-- Given problem --
Give every line from the entries that contains "अवसर".
-- Entries shown start --
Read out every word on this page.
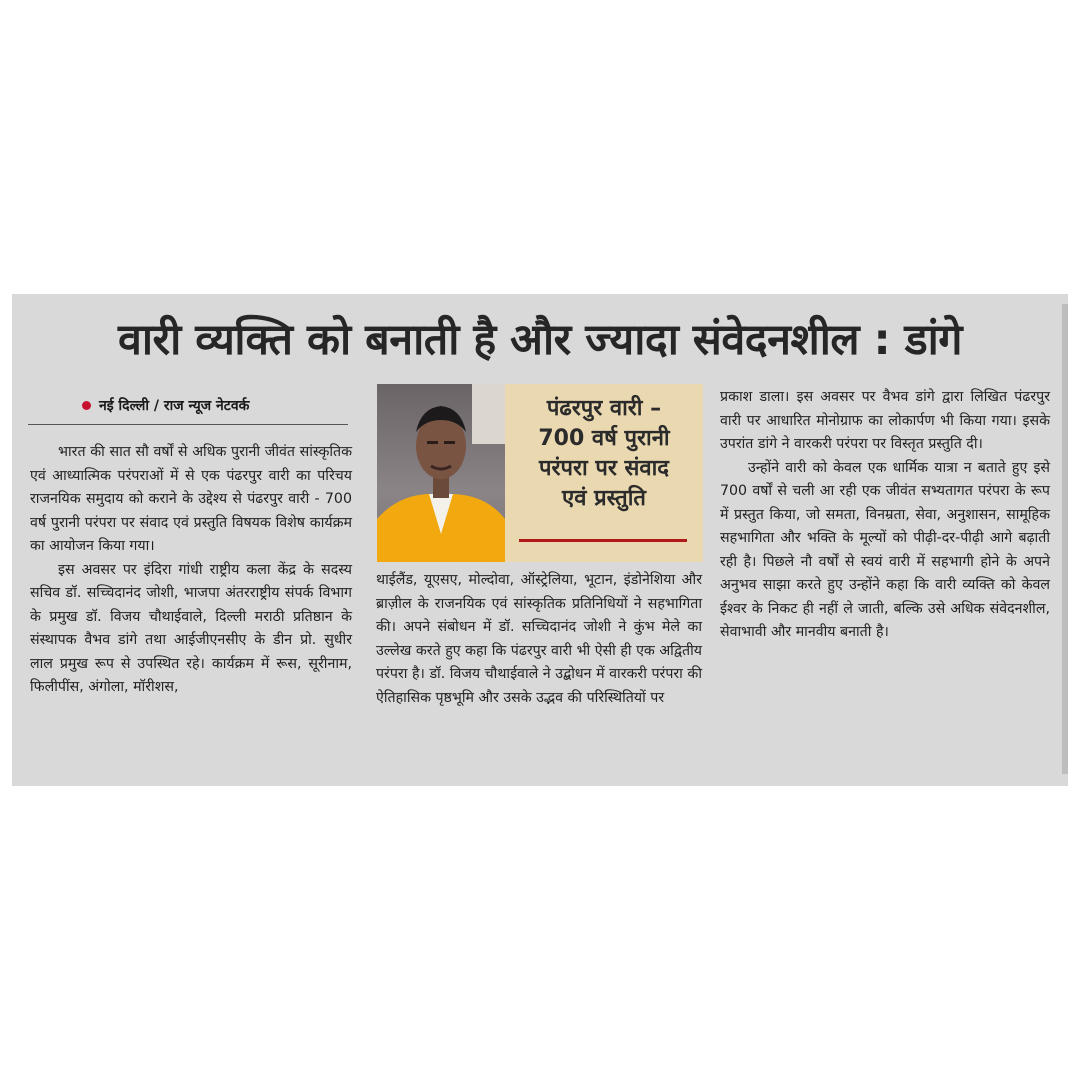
वारी व्यक्ति को बनाती है और ज्यादा संवेदनशील : डांगे
नई दिल्ली / राज न्यूज नेटवर्क

भारत की सात सौ वर्षों से अधिक पुरानी जीवंत सांस्कृतिक एवं आध्यात्मिक परंपराओं में से एक पंढरपुर वारी का परिचय राजनयिक समुदाय को कराने के उद्देश्य से पंढरपुर वारी - 700 वर्ष पुरानी परंपरा पर संवाद एवं प्रस्तुति विषयक विशेष कार्यक्रम का आयोजन किया गया।

इस अवसर पर इंदिरा गांधी राष्ट्रीय कला केंद्र के सदस्य सचिव डॉ. सच्चिदानंद जोशी, भाजपा अंतरराष्ट्रीय संपर्क विभाग के प्रमुख डॉ. विजय चौथाईवाले, दिल्ली मराठी प्रतिष्ठान के संस्थापक वैभव डांगे तथा आईजीएनसीए के डीन प्रो. सुधीर लाल प्रमुख रूप से उपस्थित रहे। कार्यक्रम में रूस, सूरीनाम, फिलीपींस, अंगोला, मॉरीशस,

पंढरपुर वारी –
700 वर्ष पुरानी
परंपरा पर संवाद
एवं प्रस्तुति

थाईलैंड, यूएसए, मोल्दोवा, ऑस्ट्रेलिया, भूटान, इंडोनेशिया और ब्राज़ील के राजनयिक एवं सांस्कृतिक प्रतिनिधियों ने सहभागिता की। अपने संबोधन में डॉ. सच्चिदानंद जोशी ने कुंभ मेले का उल्लेख करते हुए कहा कि पंढरपुर वारी भी ऐसी ही एक अद्वितीय परंपरा है। डॉ. विजय चौथाईवाले ने उद्बोधन में वारकरी परंपरा की ऐतिहासिक पृष्ठभूमि और उसके उद्भव की परिस्थितियों पर

प्रकाश डाला। इस अवसर पर वैभव डांगे द्वारा लिखित पंढरपुर वारी पर आधारित मोनोग्राफ का लोकार्पण भी किया गया। इसके उपरांत डांगे ने वारकरी परंपरा पर विस्तृत प्रस्तुति दी।

उन्होंने वारी को केवल एक धार्मिक यात्रा न बताते हुए इसे 700 वर्षों से चली आ रही एक जीवंत सभ्यतागत परंपरा के रूप में प्रस्तुत किया, जो समता, विनम्रता, सेवा, अनुशासन, सामूहिक सहभागिता और भक्ति के मूल्यों को पीढ़ी-दर-पीढ़ी आगे बढ़ाती रही है। पिछले नौ वर्षों से स्वयं वारी में सहभागी होने के अपने अनुभव साझा करते हुए उन्होंने कहा कि वारी व्यक्ति को केवल ईश्वर के निकट ही नहीं ले जाती, बल्कि उसे अधिक संवेदनशील, सेवाभावी और मानवीय बनाती है।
-- Entries shown end --
-- Response --
इस अवसर पर इंदिरा गांधी राष्ट्रीय कला केंद्र के सदस्य सचिव डॉ. सच्चिदानंद जोशी, भाजपा अंतरराष्ट्रीय संपर्क विभाग के प्रमुख डॉ. विजय चौथाईवाले, दिल्ली मराठी प्रतिष्ठान के संस्थापक वैभव डांगे तथा आईजीएनसीए के डीन प्रो. सुधीर लाल प्रमुख रूप से उपस्थित रहे। कार्यक्रम में रूस, सूरीनाम, फिलीपींस, अंगोला, मॉरीशस,
प्रकाश डाला। इस अवसर पर वैभव डांगे द्वारा लिखित पंढरपुर वारी पर आधारित मोनोग्राफ का लोकार्पण भी किया गया। इसके उपरांत डांगे ने वारकरी परंपरा पर विस्तृत प्रस्तुति दी।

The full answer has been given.